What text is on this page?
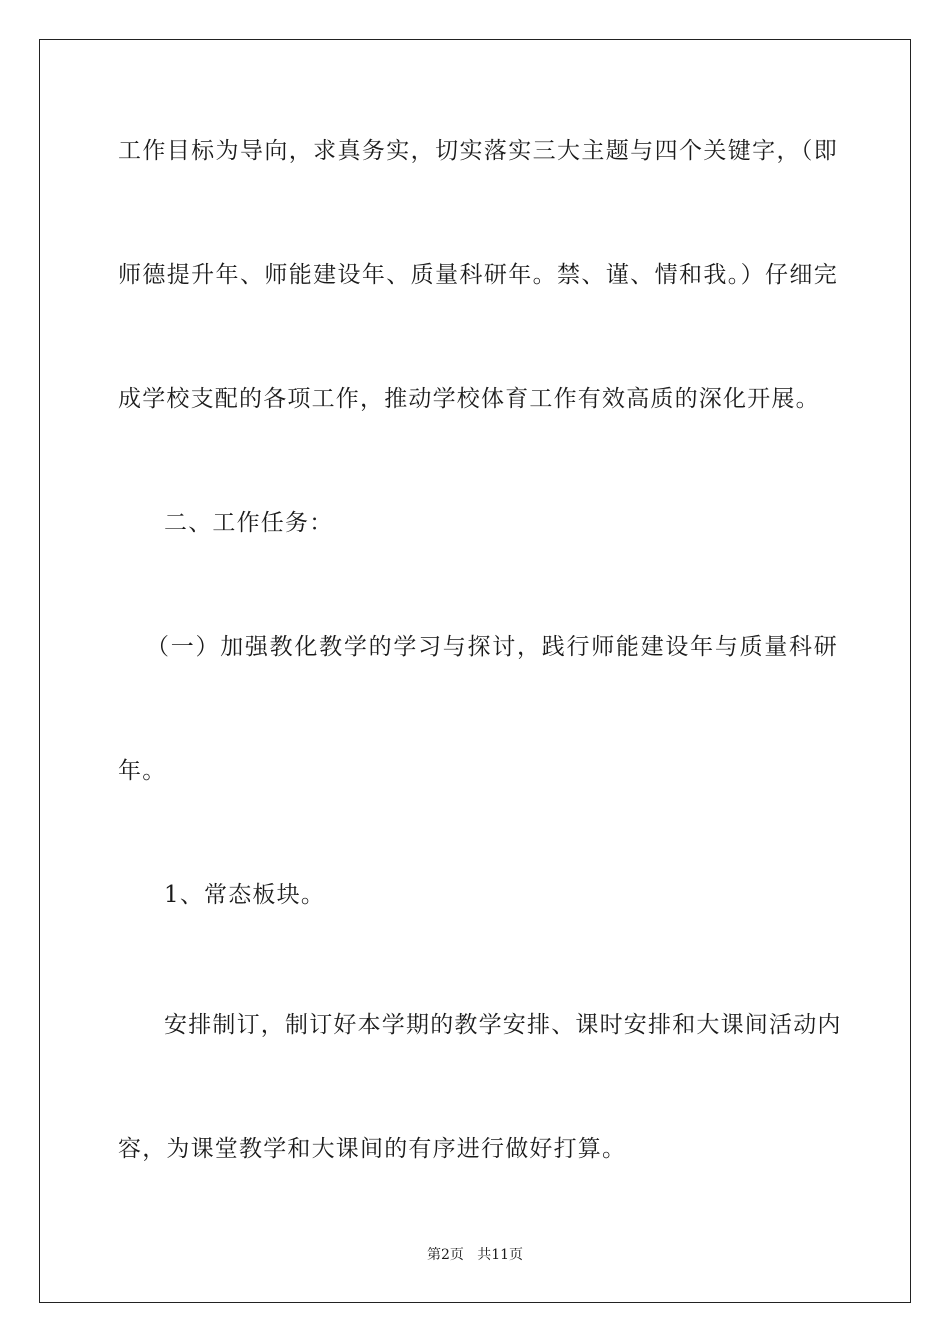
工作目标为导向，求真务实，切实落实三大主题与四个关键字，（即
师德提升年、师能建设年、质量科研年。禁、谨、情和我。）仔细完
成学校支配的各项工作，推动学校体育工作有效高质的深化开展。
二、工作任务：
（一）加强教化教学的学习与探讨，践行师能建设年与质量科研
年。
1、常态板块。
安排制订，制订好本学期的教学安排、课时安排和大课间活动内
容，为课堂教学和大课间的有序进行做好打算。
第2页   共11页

────────

Directive → Every line of the data should be copied as it stands, without the images.

Answer to the problem →
What text is on this page?
工作目标为导向，求真务实，切实落实三大主题与四个关键字，（即
师德提升年、师能建设年、质量科研年。禁、谨、情和我。）仔细完
成学校支配的各项工作，推动学校体育工作有效高质的深化开展。
二、工作任务：
（一）加强教化教学的学习与探讨，践行师能建设年与质量科研
年。
1、常态板块。
安排制订，制订好本学期的教学安排、课时安排和大课间活动内
容，为课堂教学和大课间的有序进行做好打算。
第2页   共11页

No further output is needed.